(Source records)
------------------------------
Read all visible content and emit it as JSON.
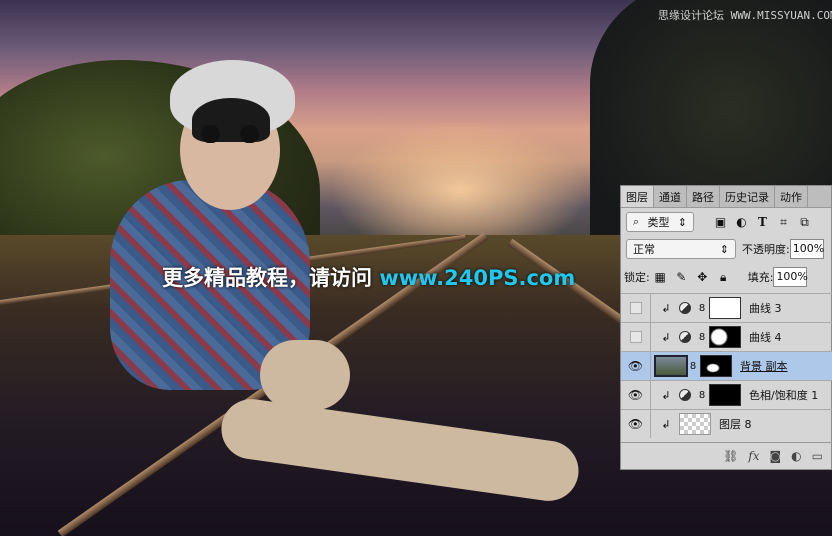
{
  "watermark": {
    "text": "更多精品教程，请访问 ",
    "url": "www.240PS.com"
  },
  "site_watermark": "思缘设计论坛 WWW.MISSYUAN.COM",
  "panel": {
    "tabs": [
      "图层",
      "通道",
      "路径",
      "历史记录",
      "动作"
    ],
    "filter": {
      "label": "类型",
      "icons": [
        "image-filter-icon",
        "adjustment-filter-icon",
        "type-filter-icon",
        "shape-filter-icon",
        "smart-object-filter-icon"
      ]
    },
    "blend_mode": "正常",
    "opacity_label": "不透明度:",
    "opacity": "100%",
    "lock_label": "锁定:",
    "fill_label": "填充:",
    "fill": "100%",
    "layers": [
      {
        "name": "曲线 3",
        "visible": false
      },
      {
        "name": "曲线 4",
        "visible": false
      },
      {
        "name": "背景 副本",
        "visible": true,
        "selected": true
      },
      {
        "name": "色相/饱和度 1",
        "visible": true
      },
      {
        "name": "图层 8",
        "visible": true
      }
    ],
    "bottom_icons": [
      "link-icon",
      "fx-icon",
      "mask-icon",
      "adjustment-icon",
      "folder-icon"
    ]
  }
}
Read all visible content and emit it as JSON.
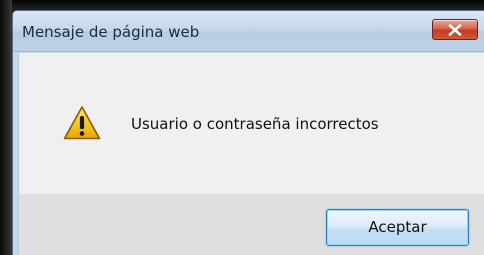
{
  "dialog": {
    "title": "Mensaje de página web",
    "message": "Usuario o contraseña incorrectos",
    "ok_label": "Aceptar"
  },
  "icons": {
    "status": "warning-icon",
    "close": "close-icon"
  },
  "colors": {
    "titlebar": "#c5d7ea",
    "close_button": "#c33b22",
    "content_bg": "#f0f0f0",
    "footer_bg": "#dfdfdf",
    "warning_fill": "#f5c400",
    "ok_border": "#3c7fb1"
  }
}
------------------------------
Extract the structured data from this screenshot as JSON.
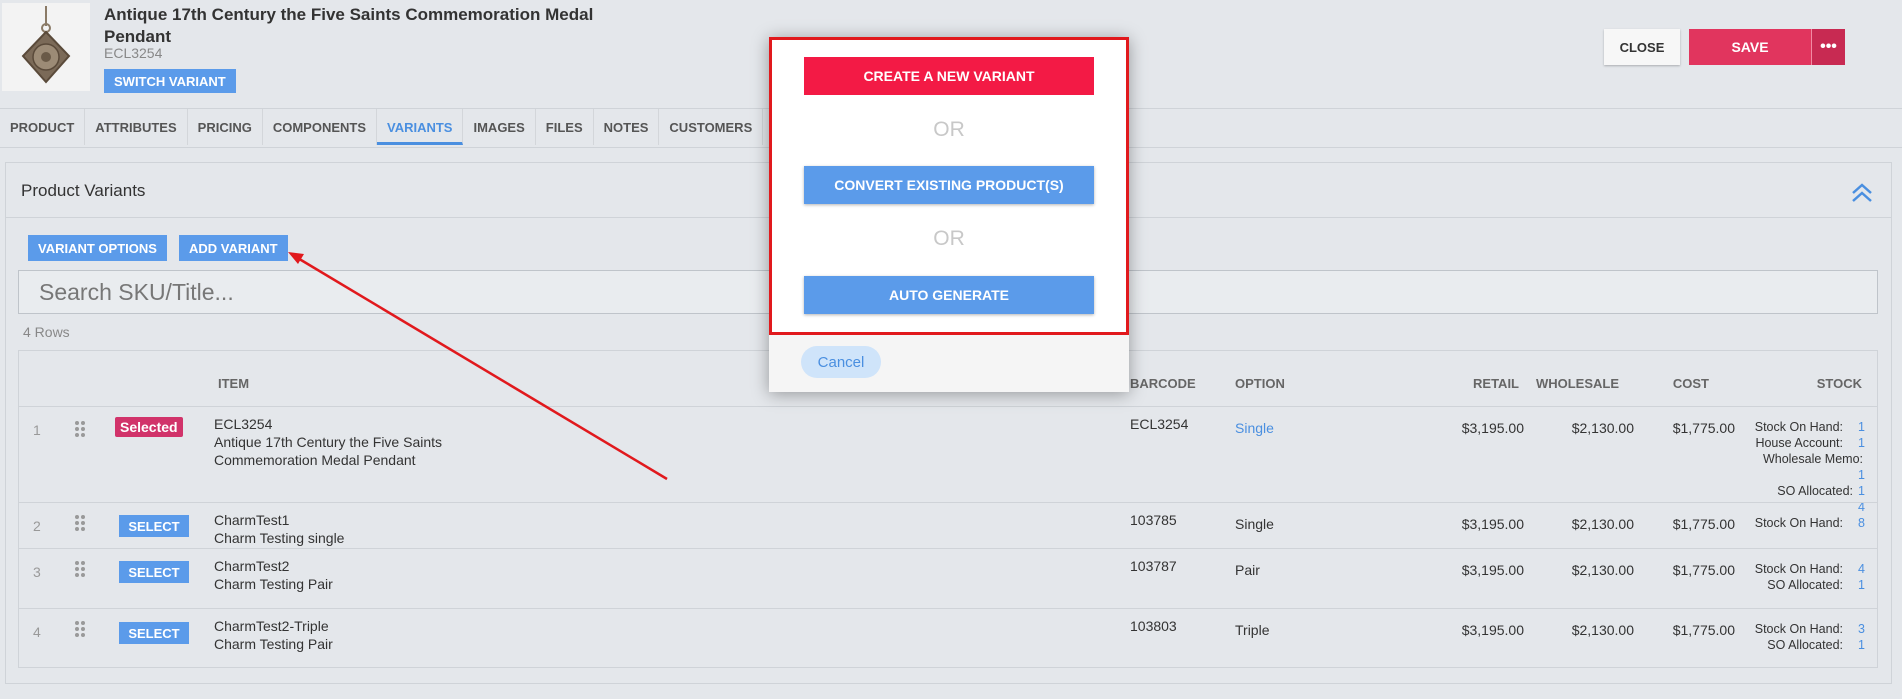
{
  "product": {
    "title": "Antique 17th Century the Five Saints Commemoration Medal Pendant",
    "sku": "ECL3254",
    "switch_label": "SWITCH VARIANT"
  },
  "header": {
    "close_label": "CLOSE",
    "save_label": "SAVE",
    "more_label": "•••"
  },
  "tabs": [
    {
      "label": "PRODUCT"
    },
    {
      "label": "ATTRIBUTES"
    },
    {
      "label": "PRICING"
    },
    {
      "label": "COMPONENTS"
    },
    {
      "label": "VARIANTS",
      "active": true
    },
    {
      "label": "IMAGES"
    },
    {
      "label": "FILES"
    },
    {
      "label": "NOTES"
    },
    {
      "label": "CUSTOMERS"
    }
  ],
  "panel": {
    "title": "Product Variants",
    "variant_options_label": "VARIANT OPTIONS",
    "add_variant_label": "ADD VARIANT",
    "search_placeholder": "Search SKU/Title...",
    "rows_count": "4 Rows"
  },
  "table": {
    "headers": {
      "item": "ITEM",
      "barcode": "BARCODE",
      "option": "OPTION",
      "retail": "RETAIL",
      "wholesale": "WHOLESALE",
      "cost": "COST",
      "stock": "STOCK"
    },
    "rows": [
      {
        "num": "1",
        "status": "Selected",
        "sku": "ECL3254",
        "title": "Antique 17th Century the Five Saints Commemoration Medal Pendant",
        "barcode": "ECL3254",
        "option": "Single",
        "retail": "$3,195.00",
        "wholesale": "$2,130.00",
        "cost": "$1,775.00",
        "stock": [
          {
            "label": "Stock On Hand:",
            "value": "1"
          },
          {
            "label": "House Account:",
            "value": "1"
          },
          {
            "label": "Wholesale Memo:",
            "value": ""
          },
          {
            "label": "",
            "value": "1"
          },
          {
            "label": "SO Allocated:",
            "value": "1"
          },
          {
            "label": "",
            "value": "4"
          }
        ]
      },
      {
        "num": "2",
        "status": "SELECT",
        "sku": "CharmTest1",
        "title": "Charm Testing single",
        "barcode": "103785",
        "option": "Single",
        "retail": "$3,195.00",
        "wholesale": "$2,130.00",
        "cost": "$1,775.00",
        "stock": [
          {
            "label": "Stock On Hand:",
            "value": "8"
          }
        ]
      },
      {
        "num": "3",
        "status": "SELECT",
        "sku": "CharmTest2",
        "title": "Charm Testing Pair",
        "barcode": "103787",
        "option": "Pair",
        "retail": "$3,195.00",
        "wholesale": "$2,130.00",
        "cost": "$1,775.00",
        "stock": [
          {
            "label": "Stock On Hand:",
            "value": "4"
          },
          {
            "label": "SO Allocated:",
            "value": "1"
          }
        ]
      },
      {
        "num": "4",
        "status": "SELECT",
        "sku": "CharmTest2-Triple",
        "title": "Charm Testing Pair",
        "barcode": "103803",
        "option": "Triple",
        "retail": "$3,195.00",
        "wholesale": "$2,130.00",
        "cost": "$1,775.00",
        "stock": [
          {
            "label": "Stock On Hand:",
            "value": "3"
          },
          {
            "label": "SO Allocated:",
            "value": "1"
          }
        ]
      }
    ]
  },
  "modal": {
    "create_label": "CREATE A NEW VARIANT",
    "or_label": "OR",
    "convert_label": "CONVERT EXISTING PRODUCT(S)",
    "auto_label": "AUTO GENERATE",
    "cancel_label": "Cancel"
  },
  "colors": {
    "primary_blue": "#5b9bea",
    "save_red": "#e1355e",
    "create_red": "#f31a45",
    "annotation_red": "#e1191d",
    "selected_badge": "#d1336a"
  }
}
------------------------------
From the entries above, copy every line where the word "Century" shows up.

    "title": "Antique 17th Century the Five Saints Commemoration Medal Pendant",
        "title": "Antique 17th Century the Five Saints Commemoration Medal Pendant",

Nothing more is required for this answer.